OBJECTIVE :: Give back the full material, exactly as it reads.

Stored dataset items:
**********

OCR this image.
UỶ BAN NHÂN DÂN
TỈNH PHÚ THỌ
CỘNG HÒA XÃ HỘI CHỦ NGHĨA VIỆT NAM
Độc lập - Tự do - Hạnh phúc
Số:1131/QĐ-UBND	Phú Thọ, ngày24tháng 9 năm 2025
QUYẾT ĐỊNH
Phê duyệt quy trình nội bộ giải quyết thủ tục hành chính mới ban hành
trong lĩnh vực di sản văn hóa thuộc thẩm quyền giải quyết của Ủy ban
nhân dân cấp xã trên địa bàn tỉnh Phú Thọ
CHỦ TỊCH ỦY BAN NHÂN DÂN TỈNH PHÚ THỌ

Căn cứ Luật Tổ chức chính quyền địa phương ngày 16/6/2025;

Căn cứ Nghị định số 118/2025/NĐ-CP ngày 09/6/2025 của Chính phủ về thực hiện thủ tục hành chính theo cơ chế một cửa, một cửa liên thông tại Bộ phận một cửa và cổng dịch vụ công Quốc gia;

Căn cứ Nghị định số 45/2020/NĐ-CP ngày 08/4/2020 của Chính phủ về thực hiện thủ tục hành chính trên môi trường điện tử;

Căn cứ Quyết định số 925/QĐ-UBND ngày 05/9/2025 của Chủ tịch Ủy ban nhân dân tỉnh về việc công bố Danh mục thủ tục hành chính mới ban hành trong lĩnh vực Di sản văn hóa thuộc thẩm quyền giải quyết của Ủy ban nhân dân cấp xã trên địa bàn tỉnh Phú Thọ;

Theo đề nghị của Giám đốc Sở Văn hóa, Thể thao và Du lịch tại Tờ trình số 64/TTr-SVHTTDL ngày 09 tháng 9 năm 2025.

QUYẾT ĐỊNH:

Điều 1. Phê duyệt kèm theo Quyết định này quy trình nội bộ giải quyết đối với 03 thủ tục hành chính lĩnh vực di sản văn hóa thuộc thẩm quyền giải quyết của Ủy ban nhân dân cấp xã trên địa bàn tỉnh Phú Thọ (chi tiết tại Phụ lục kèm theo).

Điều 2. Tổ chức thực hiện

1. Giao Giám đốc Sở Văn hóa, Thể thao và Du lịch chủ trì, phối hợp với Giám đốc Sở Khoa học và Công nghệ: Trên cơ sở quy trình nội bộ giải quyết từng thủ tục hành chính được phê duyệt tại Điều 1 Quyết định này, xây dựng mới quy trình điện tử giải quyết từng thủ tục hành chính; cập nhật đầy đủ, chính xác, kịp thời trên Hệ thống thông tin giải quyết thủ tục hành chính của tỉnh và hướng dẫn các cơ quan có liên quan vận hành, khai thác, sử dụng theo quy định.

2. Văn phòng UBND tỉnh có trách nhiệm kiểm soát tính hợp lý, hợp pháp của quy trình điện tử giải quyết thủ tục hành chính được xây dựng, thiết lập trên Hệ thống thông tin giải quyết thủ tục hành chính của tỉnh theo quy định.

**********

TASK ANSWER ::
OCR this image.
UỶ BAN NHÂN DÂN
TỈNH PHÚ THỌ
CỘNG HÒA XÃ HỘI CHỦ NGHĨA VIỆT NAM
Độc lập - Tự do - Hạnh phúc
Số:1131/QĐ-UBND	Phú Thọ, ngày24tháng 9 năm 2025
QUYẾT ĐỊNH
Phê duyệt quy trình nội bộ giải quyết thủ tục hành chính mới ban hành
trong lĩnh vực di sản văn hóa thuộc thẩm quyền giải quyết của Ủy ban
nhân dân cấp xã trên địa bàn tỉnh Phú Thọ
CHỦ TỊCH ỦY BAN NHÂN DÂN TỈNH PHÚ THỌ

Căn cứ Luật Tổ chức chính quyền địa phương ngày 16/6/2025;

Căn cứ Nghị định số 118/2025/NĐ-CP ngày 09/6/2025 của Chính phủ về thực hiện thủ tục hành chính theo cơ chế một cửa, một cửa liên thông tại Bộ phận một cửa và cổng dịch vụ công Quốc gia;

Căn cứ Nghị định số 45/2020/NĐ-CP ngày 08/4/2020 của Chính phủ về thực hiện thủ tục hành chính trên môi trường điện tử;

Căn cứ Quyết định số 925/QĐ-UBND ngày 05/9/2025 của Chủ tịch Ủy ban nhân dân tỉnh về việc công bố Danh mục thủ tục hành chính mới ban hành trong lĩnh vực Di sản văn hóa thuộc thẩm quyền giải quyết của Ủy ban nhân dân cấp xã trên địa bàn tỉnh Phú Thọ;

Theo đề nghị của Giám đốc Sở Văn hóa, Thể thao và Du lịch tại Tờ trình số 64/TTr-SVHTTDL ngày 09 tháng 9 năm 2025.

QUYẾT ĐỊNH:

Điều 1. Phê duyệt kèm theo Quyết định này quy trình nội bộ giải quyết đối với 03 thủ tục hành chính lĩnh vực di sản văn hóa thuộc thẩm quyền giải quyết của Ủy ban nhân dân cấp xã trên địa bàn tỉnh Phú Thọ (chi tiết tại Phụ lục kèm theo).

Điều 2. Tổ chức thực hiện

1. Giao Giám đốc Sở Văn hóa, Thể thao và Du lịch chủ trì, phối hợp với Giám đốc Sở Khoa học và Công nghệ: Trên cơ sở quy trình nội bộ giải quyết từng thủ tục hành chính được phê duyệt tại Điều 1 Quyết định này, xây dựng mới quy trình điện tử giải quyết từng thủ tục hành chính; cập nhật đầy đủ, chính xác, kịp thời trên Hệ thống thông tin giải quyết thủ tục hành chính của tỉnh và hướng dẫn các cơ quan có liên quan vận hành, khai thác, sử dụng theo quy định.

2. Văn phòng UBND tỉnh có trách nhiệm kiểm soát tính hợp lý, hợp pháp của quy trình điện tử giải quyết thủ tục hành chính được xây dựng, thiết lập trên Hệ thống thông tin giải quyết thủ tục hành chính của tỉnh theo quy định.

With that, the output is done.